Problem requirements: Write the entries below out again exactly; any picture in them stays out.

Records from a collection
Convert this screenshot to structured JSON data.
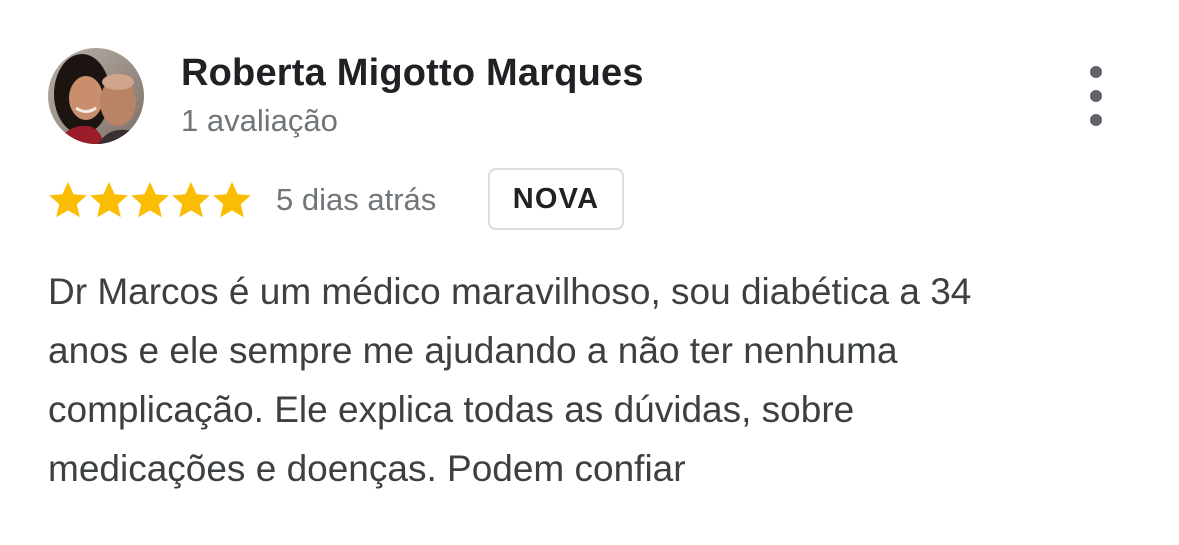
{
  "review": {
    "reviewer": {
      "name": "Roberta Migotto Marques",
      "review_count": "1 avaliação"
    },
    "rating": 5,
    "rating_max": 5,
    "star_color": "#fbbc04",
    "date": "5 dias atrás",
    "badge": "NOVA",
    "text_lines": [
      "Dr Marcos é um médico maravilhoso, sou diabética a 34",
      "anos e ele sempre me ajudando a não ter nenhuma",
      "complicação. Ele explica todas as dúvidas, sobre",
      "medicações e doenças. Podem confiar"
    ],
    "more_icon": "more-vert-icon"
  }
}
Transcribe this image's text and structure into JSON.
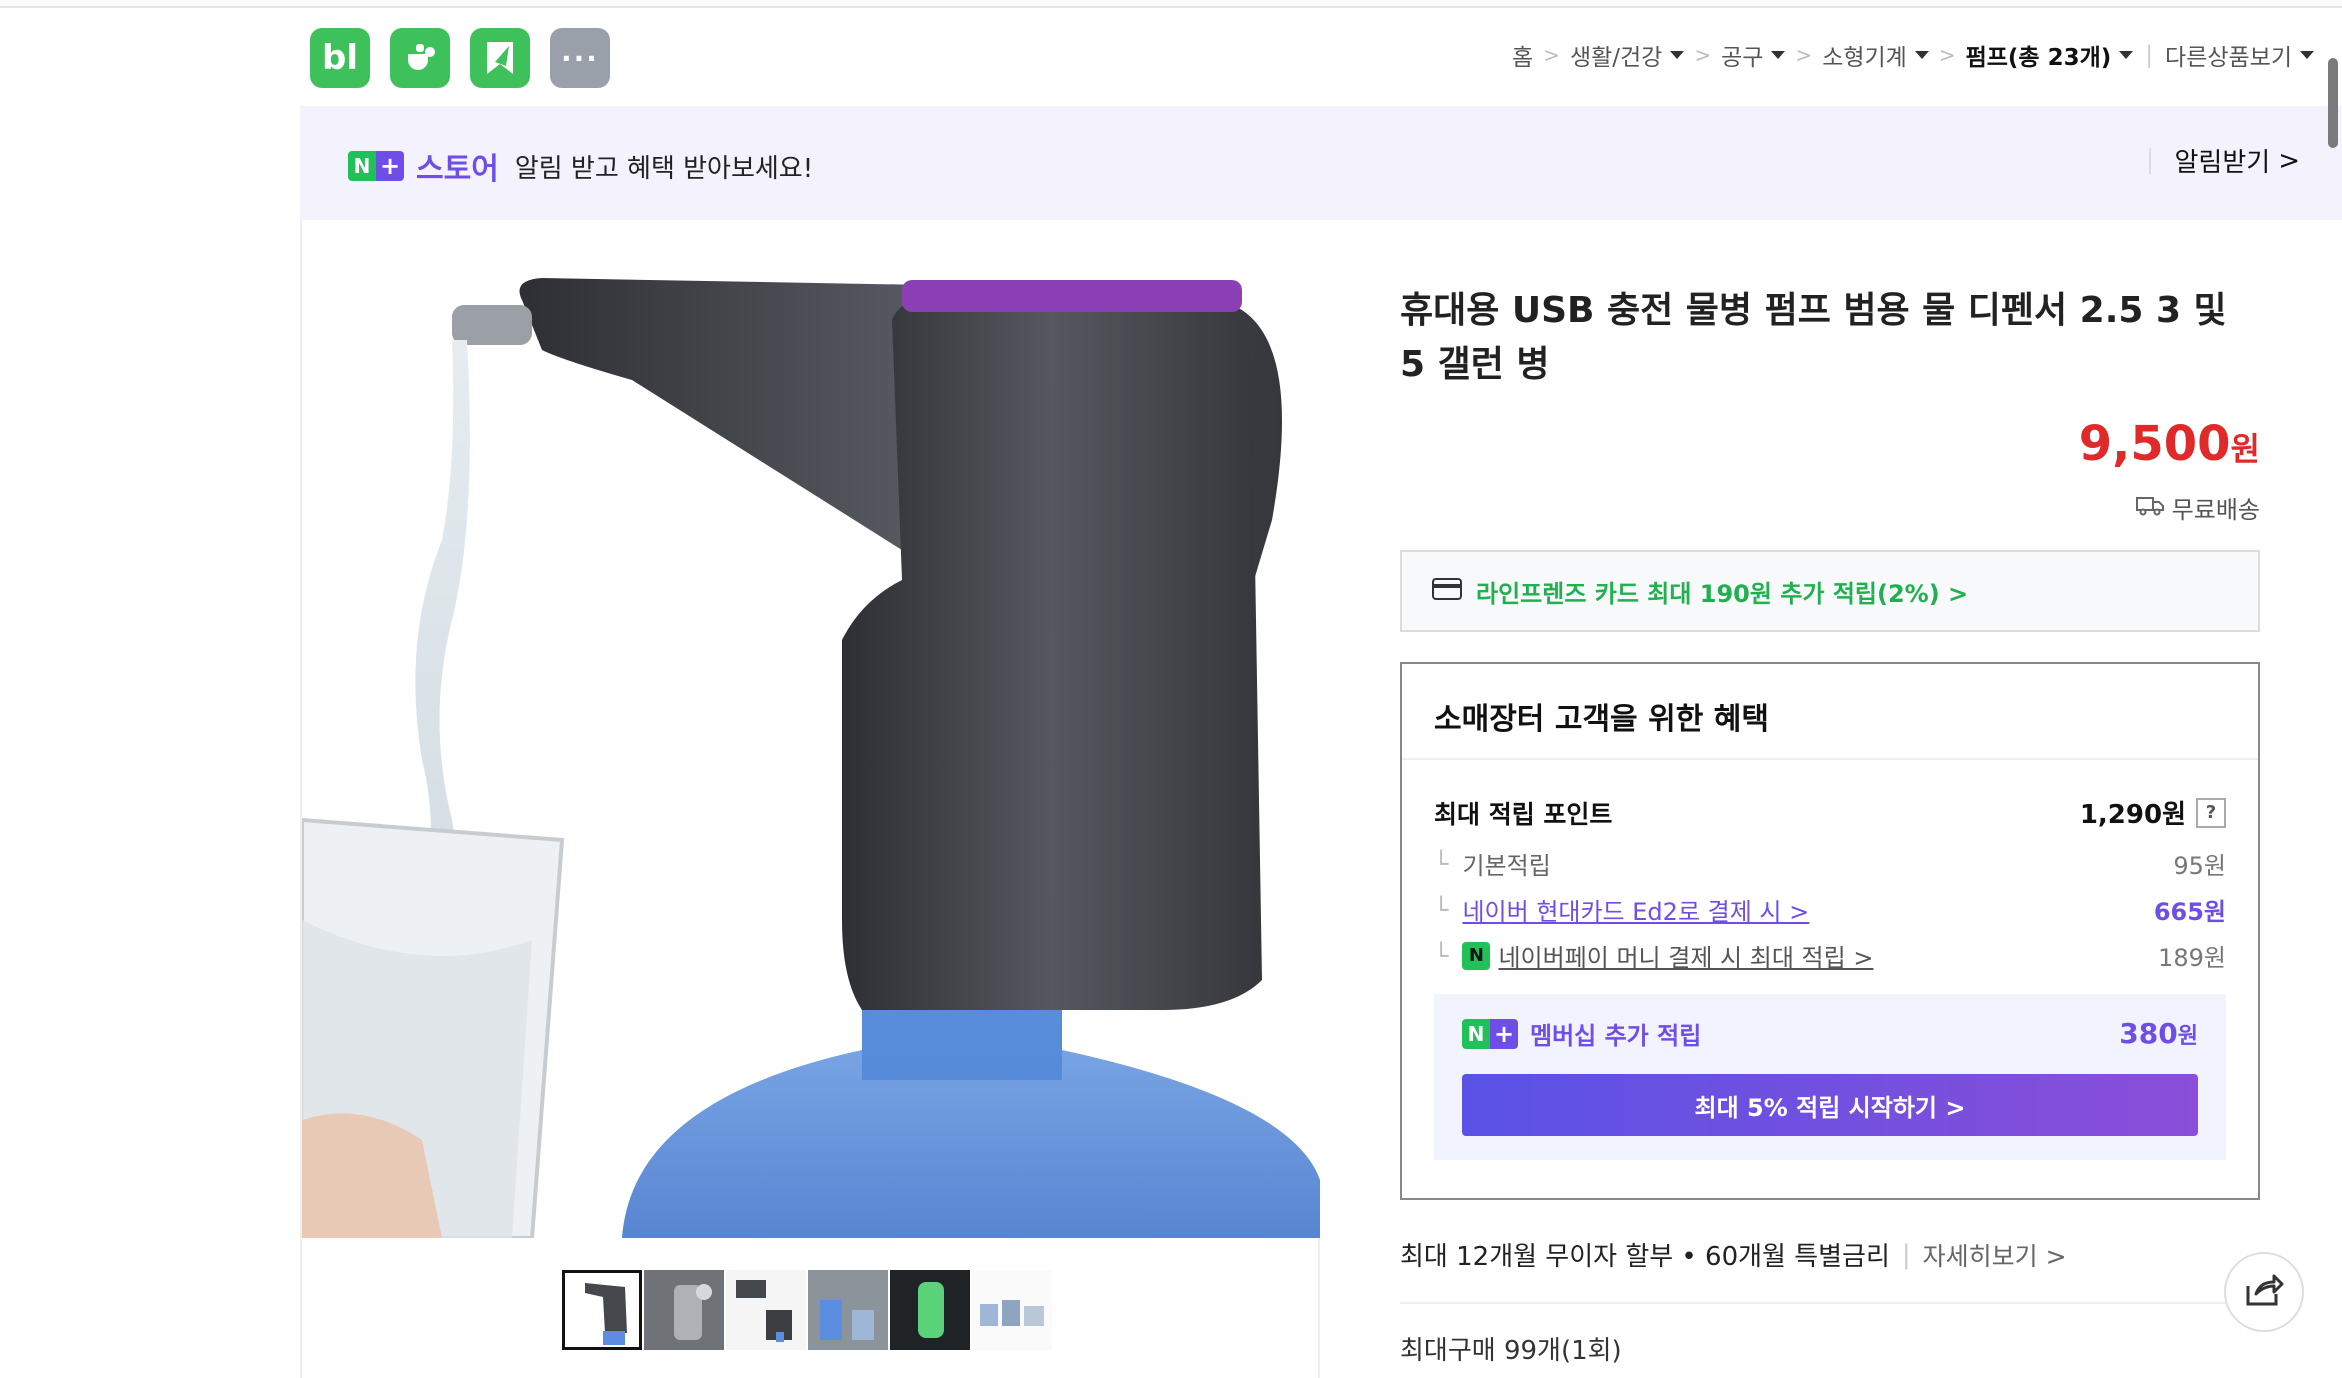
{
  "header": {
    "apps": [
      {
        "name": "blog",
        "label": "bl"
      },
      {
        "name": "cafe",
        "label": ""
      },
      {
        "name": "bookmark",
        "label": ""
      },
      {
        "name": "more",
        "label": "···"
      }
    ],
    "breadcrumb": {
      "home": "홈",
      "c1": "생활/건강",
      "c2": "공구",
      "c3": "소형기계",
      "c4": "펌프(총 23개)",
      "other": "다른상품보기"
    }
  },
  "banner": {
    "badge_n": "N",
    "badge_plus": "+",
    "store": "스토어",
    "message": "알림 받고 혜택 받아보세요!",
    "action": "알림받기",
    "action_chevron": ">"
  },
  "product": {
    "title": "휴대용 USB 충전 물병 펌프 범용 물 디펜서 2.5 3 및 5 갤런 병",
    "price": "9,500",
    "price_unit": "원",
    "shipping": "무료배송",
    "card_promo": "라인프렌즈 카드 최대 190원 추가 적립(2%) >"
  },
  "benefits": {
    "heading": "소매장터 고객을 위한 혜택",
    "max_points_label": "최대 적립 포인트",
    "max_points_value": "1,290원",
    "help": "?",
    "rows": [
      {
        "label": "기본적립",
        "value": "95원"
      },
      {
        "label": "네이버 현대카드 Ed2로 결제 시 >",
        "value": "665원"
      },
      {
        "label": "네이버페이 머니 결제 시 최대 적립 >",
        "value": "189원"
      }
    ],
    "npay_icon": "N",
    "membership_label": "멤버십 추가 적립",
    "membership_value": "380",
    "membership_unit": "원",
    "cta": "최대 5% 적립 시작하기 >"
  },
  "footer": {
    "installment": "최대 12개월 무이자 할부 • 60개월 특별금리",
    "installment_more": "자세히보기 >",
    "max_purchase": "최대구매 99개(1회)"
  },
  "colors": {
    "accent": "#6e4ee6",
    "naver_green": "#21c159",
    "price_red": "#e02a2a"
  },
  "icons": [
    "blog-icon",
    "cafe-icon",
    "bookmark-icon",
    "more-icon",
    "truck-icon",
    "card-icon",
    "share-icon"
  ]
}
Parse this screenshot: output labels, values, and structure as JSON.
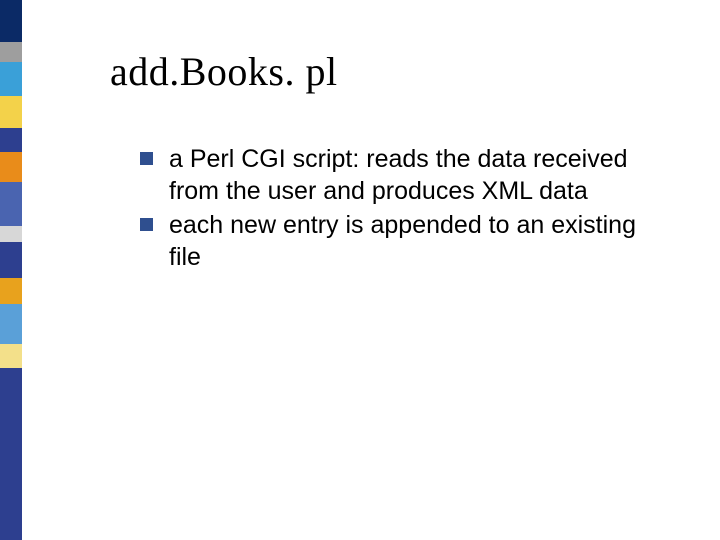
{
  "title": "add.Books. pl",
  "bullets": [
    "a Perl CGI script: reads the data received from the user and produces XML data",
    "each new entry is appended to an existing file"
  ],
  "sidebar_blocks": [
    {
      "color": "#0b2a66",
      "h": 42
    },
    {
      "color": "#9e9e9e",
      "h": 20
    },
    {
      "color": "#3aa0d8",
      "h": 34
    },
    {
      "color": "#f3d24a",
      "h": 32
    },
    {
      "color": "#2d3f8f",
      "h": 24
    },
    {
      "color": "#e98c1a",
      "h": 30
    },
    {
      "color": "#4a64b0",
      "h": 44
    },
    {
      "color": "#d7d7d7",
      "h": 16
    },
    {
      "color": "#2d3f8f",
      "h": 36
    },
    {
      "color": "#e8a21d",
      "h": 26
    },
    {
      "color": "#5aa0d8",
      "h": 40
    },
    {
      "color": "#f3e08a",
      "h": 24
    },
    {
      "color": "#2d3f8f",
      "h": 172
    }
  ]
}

Output of the task:
Convert this screenshot to structured JSON data.
{
  "review": {
    "reviewer": {
      "name": "Roberta Migotto Marques",
      "review_count": "1 avaliação"
    },
    "rating": 5,
    "rating_max": 5,
    "star_color": "#fbbc04",
    "date": "5 dias atrás",
    "badge": "NOVA",
    "text_lines": [
      "Dr Marcos é um médico maravilhoso, sou diabética a 34",
      "anos e ele sempre me ajudando a não ter nenhuma",
      "complicação. Ele explica todas as dúvidas, sobre",
      "medicações e doenças. Podem confiar"
    ],
    "more_icon": "more-vert-icon"
  }
}
Transcribe this image's text and structure into JSON.
{
  "header": {
    "apps": [
      {
        "name": "blog",
        "label": "bl"
      },
      {
        "name": "cafe",
        "label": ""
      },
      {
        "name": "bookmark",
        "label": ""
      },
      {
        "name": "more",
        "label": "···"
      }
    ],
    "breadcrumb": {
      "home": "홈",
      "c1": "생활/건강",
      "c2": "공구",
      "c3": "소형기계",
      "c4": "펌프(총 23개)",
      "other": "다른상품보기"
    }
  },
  "banner": {
    "badge_n": "N",
    "badge_plus": "+",
    "store": "스토어",
    "message": "알림 받고 혜택 받아보세요!",
    "action": "알림받기",
    "action_chevron": ">"
  },
  "product": {
    "title": "휴대용 USB 충전 물병 펌프 범용 물 디펜서 2.5 3 및 5 갤런 병",
    "price": "9,500",
    "price_unit": "원",
    "shipping": "무료배송",
    "card_promo": "라인프렌즈 카드 최대 190원 추가 적립(2%) >"
  },
  "benefits": {
    "heading": "소매장터 고객을 위한 혜택",
    "max_points_label": "최대 적립 포인트",
    "max_points_value": "1,290원",
    "help": "?",
    "rows": [
      {
        "label": "기본적립",
        "value": "95원"
      },
      {
        "label": "네이버 현대카드 Ed2로 결제 시 >",
        "value": "665원"
      },
      {
        "label": "네이버페이 머니 결제 시 최대 적립 >",
        "value": "189원"
      }
    ],
    "npay_icon": "N",
    "membership_label": "멤버십 추가 적립",
    "membership_value": "380",
    "membership_unit": "원",
    "cta": "최대 5% 적립 시작하기 >"
  },
  "footer": {
    "installment": "최대 12개월 무이자 할부 • 60개월 특별금리",
    "installment_more": "자세히보기 >",
    "max_purchase": "최대구매 99개(1회)"
  },
  "colors": {
    "accent": "#6e4ee6",
    "naver_green": "#21c159",
    "price_red": "#e02a2a"
  },
  "icons": [
    "blog-icon",
    "cafe-icon",
    "bookmark-icon",
    "more-icon",
    "truck-icon",
    "card-icon",
    "share-icon"
  ]
}
Parse this screenshot: output labels, values, and structure as JSON.
{
  "title": "add.Books. pl",
  "bullets": [
    "a Perl CGI script: reads the data received from the user and produces XML data",
    "each new entry is appended to an existing file"
  ],
  "sidebar_blocks": [
    {
      "color": "#0b2a66",
      "h": 42
    },
    {
      "color": "#9e9e9e",
      "h": 20
    },
    {
      "color": "#3aa0d8",
      "h": 34
    },
    {
      "color": "#f3d24a",
      "h": 32
    },
    {
      "color": "#2d3f8f",
      "h": 24
    },
    {
      "color": "#e98c1a",
      "h": 30
    },
    {
      "color": "#4a64b0",
      "h": 44
    },
    {
      "color": "#d7d7d7",
      "h": 16
    },
    {
      "color": "#2d3f8f",
      "h": 36
    },
    {
      "color": "#e8a21d",
      "h": 26
    },
    {
      "color": "#5aa0d8",
      "h": 40
    },
    {
      "color": "#f3e08a",
      "h": 24
    },
    {
      "color": "#2d3f8f",
      "h": 172
    }
  ]
}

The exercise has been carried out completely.